What you should do
The answer must consist of every line below containing "patients".

** Opening Records to process block **

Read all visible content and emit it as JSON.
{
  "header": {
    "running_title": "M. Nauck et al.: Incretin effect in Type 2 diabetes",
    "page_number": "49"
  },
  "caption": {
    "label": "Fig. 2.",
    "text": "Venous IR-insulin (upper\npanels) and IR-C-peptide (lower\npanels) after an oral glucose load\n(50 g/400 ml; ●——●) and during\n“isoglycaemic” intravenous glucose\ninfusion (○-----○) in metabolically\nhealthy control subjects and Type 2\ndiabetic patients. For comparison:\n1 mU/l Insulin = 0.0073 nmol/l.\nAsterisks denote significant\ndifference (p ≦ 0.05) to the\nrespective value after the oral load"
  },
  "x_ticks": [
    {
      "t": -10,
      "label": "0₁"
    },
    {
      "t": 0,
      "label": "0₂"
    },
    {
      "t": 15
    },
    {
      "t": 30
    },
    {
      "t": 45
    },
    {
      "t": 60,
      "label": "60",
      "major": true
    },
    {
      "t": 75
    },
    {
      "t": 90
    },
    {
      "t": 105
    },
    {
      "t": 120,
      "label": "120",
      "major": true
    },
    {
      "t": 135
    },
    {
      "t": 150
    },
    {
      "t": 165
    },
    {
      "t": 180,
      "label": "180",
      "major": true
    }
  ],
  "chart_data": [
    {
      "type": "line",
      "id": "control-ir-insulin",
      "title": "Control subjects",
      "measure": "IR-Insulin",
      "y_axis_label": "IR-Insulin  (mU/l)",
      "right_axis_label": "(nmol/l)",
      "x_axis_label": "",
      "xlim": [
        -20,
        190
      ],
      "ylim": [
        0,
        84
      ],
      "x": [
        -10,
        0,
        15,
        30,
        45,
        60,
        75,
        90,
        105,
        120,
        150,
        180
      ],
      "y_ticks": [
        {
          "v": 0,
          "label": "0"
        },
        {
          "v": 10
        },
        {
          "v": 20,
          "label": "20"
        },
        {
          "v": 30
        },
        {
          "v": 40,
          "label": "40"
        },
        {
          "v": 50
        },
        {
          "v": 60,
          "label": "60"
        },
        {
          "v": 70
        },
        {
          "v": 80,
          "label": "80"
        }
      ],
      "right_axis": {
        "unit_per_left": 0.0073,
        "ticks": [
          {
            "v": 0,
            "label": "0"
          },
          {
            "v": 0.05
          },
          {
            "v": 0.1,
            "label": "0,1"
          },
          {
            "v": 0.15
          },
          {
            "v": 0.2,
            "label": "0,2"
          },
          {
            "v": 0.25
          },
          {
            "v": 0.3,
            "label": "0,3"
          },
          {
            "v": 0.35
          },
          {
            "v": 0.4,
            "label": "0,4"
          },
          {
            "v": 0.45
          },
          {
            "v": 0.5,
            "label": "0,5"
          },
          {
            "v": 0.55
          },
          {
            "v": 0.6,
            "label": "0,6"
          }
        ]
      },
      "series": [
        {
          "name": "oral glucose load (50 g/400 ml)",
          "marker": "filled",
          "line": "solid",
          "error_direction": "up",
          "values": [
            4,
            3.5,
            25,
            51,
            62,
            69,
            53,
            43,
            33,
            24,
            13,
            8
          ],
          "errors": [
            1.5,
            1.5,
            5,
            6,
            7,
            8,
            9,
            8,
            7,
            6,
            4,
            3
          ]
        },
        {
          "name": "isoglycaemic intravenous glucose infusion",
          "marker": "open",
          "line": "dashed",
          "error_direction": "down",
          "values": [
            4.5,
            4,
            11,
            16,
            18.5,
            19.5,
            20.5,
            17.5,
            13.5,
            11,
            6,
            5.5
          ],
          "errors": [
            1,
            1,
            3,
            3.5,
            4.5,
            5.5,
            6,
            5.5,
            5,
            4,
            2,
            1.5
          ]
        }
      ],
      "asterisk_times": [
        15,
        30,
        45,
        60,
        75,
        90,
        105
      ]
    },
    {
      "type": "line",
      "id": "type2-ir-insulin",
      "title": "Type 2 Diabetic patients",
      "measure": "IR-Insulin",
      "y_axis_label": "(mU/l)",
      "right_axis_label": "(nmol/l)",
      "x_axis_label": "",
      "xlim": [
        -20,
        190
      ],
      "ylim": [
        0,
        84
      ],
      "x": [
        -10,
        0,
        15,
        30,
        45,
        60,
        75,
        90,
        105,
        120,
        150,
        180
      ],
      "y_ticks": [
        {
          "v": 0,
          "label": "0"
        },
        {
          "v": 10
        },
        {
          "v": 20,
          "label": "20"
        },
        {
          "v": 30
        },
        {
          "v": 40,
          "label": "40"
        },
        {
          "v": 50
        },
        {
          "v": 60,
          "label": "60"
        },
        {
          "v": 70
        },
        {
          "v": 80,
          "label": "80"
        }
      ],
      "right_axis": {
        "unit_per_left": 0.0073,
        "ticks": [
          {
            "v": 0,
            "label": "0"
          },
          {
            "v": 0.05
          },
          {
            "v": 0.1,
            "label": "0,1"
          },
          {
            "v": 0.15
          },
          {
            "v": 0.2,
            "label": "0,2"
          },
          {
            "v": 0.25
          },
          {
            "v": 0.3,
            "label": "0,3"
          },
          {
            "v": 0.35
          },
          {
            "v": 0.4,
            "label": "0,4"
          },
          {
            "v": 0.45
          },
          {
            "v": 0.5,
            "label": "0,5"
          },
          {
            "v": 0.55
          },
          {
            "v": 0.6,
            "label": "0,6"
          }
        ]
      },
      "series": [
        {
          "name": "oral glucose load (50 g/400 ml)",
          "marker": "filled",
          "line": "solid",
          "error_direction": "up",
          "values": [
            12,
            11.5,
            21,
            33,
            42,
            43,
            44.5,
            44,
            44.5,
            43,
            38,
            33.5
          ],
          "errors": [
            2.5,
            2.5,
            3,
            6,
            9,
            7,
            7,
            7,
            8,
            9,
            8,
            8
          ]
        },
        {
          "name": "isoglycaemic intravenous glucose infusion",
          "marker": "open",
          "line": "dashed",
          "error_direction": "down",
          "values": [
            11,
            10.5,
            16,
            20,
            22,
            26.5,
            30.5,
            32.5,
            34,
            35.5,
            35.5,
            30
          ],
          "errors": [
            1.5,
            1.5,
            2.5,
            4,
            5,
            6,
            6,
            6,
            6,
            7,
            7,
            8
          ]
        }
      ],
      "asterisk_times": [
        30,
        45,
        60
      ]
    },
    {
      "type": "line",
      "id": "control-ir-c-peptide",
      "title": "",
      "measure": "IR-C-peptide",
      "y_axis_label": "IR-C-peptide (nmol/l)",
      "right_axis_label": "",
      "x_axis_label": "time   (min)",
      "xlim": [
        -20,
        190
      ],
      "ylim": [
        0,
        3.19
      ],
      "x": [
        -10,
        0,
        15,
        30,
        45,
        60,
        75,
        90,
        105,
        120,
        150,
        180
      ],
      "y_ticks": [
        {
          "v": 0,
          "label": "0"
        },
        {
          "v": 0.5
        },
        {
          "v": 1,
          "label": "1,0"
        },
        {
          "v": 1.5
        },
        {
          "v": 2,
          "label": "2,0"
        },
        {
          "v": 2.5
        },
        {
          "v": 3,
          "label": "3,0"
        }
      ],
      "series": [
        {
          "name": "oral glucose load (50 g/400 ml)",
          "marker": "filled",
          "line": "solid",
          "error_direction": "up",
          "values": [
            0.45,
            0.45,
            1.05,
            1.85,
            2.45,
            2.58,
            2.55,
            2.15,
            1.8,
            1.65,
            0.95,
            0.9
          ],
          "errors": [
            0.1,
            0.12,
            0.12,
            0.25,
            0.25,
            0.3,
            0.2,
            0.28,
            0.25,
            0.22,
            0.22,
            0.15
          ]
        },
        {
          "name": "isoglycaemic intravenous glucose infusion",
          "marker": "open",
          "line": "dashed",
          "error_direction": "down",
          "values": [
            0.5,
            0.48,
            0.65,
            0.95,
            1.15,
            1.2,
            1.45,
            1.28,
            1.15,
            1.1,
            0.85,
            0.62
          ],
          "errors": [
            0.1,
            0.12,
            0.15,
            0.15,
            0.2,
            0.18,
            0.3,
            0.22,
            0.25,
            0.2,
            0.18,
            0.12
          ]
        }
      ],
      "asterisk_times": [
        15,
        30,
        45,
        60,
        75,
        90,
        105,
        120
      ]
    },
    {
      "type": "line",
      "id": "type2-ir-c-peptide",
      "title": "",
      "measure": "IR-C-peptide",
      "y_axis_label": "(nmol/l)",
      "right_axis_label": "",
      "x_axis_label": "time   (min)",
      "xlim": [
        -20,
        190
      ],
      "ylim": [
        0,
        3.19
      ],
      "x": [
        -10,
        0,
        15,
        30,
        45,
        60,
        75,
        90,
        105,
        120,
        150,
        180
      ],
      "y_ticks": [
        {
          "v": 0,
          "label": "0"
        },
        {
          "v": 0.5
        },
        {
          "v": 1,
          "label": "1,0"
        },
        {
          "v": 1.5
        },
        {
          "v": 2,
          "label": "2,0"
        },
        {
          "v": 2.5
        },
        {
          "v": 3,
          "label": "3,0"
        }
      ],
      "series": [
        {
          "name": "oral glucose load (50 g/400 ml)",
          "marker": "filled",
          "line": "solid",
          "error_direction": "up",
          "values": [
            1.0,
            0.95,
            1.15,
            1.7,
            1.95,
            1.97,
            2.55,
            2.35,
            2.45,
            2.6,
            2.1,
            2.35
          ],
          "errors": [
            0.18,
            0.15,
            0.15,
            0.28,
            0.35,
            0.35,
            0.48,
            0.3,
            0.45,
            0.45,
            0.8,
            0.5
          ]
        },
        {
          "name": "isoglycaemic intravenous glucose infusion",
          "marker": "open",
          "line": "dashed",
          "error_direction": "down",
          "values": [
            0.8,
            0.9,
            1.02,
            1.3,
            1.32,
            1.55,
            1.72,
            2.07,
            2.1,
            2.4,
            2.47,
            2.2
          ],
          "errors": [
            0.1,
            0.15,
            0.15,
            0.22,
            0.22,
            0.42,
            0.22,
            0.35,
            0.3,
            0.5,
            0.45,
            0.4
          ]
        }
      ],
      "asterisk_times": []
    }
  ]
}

** Closing Records to process block **

Task solution
    "text": "Venous IR-insulin (upper\npanels) and IR-C-peptide (lower\npanels) after an oral glucose load\n(50 g/400 ml; ●——●) and during\n“isoglycaemic” intravenous glucose\ninfusion (○-----○) in metabolically\nhealthy control subjects and Type 2\ndiabetic patients. For comparison:\n1 mU/l Insulin = 0.0073 nmol/l.\nAsterisks denote significant\ndifference (p ≦ 0.05) to the\nrespective value after the oral load"
      "title": "Type 2 Diabetic patients",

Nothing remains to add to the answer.